== Aim of the task ==
Repeat the records exactly. Every line must match.

+ + + + + + +

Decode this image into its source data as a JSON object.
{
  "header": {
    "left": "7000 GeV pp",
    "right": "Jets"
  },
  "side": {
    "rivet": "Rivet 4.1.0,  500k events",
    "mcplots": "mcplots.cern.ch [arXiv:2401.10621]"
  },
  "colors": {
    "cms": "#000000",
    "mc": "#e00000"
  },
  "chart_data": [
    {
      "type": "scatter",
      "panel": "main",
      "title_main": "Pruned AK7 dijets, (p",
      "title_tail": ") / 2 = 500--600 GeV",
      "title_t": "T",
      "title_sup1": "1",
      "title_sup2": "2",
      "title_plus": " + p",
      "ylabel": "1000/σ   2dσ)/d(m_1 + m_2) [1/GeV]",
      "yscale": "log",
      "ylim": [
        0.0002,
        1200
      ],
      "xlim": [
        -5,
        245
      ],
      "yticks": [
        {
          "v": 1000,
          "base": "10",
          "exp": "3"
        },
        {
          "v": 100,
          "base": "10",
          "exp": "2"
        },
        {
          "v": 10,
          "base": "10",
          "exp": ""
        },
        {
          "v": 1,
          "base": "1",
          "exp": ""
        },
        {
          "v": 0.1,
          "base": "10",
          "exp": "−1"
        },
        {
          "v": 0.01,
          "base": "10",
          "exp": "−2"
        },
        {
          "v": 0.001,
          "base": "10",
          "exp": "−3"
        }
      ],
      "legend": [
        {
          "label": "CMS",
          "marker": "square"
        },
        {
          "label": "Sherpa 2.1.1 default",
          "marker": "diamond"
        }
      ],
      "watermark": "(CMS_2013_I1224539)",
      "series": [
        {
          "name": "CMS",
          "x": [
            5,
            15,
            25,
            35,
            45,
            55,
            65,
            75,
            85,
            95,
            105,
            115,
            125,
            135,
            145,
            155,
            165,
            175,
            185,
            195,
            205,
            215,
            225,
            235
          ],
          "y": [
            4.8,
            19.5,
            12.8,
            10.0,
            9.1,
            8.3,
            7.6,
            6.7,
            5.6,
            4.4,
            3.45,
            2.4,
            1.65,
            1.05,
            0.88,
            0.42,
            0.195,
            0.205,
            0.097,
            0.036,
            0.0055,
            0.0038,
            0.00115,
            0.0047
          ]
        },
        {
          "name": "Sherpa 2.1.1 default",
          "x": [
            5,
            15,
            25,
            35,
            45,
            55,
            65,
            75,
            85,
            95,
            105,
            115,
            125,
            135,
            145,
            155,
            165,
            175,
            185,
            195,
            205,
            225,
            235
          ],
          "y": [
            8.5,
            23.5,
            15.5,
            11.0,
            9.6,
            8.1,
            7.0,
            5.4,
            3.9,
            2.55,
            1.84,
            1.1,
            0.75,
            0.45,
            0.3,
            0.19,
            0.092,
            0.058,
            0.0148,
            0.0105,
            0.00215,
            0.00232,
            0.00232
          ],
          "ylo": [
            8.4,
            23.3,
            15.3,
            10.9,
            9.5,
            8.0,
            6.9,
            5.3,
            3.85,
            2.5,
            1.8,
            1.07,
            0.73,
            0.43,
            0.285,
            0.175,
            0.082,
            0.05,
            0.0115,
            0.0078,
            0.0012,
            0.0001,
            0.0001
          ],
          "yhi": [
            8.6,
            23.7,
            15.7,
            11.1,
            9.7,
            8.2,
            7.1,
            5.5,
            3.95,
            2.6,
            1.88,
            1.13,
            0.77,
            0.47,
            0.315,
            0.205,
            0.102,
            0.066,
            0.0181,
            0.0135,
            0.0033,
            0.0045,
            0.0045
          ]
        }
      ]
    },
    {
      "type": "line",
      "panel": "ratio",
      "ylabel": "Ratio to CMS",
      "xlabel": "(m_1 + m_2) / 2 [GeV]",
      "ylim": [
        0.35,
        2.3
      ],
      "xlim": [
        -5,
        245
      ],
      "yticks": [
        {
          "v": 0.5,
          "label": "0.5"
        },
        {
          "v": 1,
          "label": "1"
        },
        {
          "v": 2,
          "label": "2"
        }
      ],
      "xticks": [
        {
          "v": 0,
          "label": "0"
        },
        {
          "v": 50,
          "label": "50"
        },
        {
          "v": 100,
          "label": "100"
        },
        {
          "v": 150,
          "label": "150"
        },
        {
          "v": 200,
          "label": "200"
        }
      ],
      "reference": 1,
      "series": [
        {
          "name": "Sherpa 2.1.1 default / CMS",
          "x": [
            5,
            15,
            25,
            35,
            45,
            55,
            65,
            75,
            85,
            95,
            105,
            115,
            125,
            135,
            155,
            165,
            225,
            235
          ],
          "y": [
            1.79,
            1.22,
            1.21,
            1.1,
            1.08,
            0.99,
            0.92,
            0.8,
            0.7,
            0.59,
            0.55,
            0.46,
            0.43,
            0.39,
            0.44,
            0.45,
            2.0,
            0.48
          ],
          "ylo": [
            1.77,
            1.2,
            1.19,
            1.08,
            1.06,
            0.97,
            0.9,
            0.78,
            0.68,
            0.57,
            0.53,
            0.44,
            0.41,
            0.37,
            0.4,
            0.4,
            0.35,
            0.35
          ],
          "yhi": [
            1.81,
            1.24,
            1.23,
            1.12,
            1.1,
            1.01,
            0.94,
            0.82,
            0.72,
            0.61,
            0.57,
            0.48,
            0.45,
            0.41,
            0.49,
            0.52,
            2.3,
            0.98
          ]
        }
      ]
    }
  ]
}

+ + + + + + +

== Correct answer ==
Decode this image into its source data as a JSON object.
{
  "header": {
    "left": "7000 GeV pp",
    "right": "Jets"
  },
  "side": {
    "rivet": "Rivet 4.1.0,  500k events",
    "mcplots": "mcplots.cern.ch [arXiv:2401.10621]"
  },
  "colors": {
    "cms": "#000000",
    "mc": "#e00000"
  },
  "chart_data": [
    {
      "type": "scatter",
      "panel": "main",
      "title_main": "Pruned AK7 dijets, (p",
      "title_tail": ") / 2 = 500--600 GeV",
      "title_t": "T",
      "title_sup1": "1",
      "title_sup2": "2",
      "title_plus": " + p",
      "ylabel": "1000/σ   2dσ)/d(m_1 + m_2) [1/GeV]",
      "yscale": "log",
      "ylim": [
        0.0002,
        1200
      ],
      "xlim": [
        -5,
        245
      ],
      "yticks": [
        {
          "v": 1000,
          "base": "10",
          "exp": "3"
        },
        {
          "v": 100,
          "base": "10",
          "exp": "2"
        },
        {
          "v": 10,
          "base": "10",
          "exp": ""
        },
        {
          "v": 1,
          "base": "1",
          "exp": ""
        },
        {
          "v": 0.1,
          "base": "10",
          "exp": "−1"
        },
        {
          "v": 0.01,
          "base": "10",
          "exp": "−2"
        },
        {
          "v": 0.001,
          "base": "10",
          "exp": "−3"
        }
      ],
      "legend": [
        {
          "label": "CMS",
          "marker": "square"
        },
        {
          "label": "Sherpa 2.1.1 default",
          "marker": "diamond"
        }
      ],
      "watermark": "(CMS_2013_I1224539)",
      "series": [
        {
          "name": "CMS",
          "x": [
            5,
            15,
            25,
            35,
            45,
            55,
            65,
            75,
            85,
            95,
            105,
            115,
            125,
            135,
            145,
            155,
            165,
            175,
            185,
            195,
            205,
            215,
            225,
            235
          ],
          "y": [
            4.8,
            19.5,
            12.8,
            10.0,
            9.1,
            8.3,
            7.6,
            6.7,
            5.6,
            4.4,
            3.45,
            2.4,
            1.65,
            1.05,
            0.88,
            0.42,
            0.195,
            0.205,
            0.097,
            0.036,
            0.0055,
            0.0038,
            0.00115,
            0.0047
          ]
        },
        {
          "name": "Sherpa 2.1.1 default",
          "x": [
            5,
            15,
            25,
            35,
            45,
            55,
            65,
            75,
            85,
            95,
            105,
            115,
            125,
            135,
            145,
            155,
            165,
            175,
            185,
            195,
            205,
            225,
            235
          ],
          "y": [
            8.5,
            23.5,
            15.5,
            11.0,
            9.6,
            8.1,
            7.0,
            5.4,
            3.9,
            2.55,
            1.84,
            1.1,
            0.75,
            0.45,
            0.3,
            0.19,
            0.092,
            0.058,
            0.0148,
            0.0105,
            0.00215,
            0.00232,
            0.00232
          ],
          "ylo": [
            8.4,
            23.3,
            15.3,
            10.9,
            9.5,
            8.0,
            6.9,
            5.3,
            3.85,
            2.5,
            1.8,
            1.07,
            0.73,
            0.43,
            0.285,
            0.175,
            0.082,
            0.05,
            0.0115,
            0.0078,
            0.0012,
            0.0001,
            0.0001
          ],
          "yhi": [
            8.6,
            23.7,
            15.7,
            11.1,
            9.7,
            8.2,
            7.1,
            5.5,
            3.95,
            2.6,
            1.88,
            1.13,
            0.77,
            0.47,
            0.315,
            0.205,
            0.102,
            0.066,
            0.0181,
            0.0135,
            0.0033,
            0.0045,
            0.0045
          ]
        }
      ]
    },
    {
      "type": "line",
      "panel": "ratio",
      "ylabel": "Ratio to CMS",
      "xlabel": "(m_1 + m_2) / 2 [GeV]",
      "ylim": [
        0.35,
        2.3
      ],
      "xlim": [
        -5,
        245
      ],
      "yticks": [
        {
          "v": 0.5,
          "label": "0.5"
        },
        {
          "v": 1,
          "label": "1"
        },
        {
          "v": 2,
          "label": "2"
        }
      ],
      "xticks": [
        {
          "v": 0,
          "label": "0"
        },
        {
          "v": 50,
          "label": "50"
        },
        {
          "v": 100,
          "label": "100"
        },
        {
          "v": 150,
          "label": "150"
        },
        {
          "v": 200,
          "label": "200"
        }
      ],
      "reference": 1,
      "series": [
        {
          "name": "Sherpa 2.1.1 default / CMS",
          "x": [
            5,
            15,
            25,
            35,
            45,
            55,
            65,
            75,
            85,
            95,
            105,
            115,
            125,
            135,
            155,
            165,
            225,
            235
          ],
          "y": [
            1.79,
            1.22,
            1.21,
            1.1,
            1.08,
            0.99,
            0.92,
            0.8,
            0.7,
            0.59,
            0.55,
            0.46,
            0.43,
            0.39,
            0.44,
            0.45,
            2.0,
            0.48
          ],
          "ylo": [
            1.77,
            1.2,
            1.19,
            1.08,
            1.06,
            0.97,
            0.9,
            0.78,
            0.68,
            0.57,
            0.53,
            0.44,
            0.41,
            0.37,
            0.4,
            0.4,
            0.35,
            0.35
          ],
          "yhi": [
            1.81,
            1.24,
            1.23,
            1.12,
            1.1,
            1.01,
            0.94,
            0.82,
            0.72,
            0.61,
            0.57,
            0.48,
            0.45,
            0.41,
            0.49,
            0.52,
            2.3,
            0.98
          ]
        }
      ]
    }
  ]
}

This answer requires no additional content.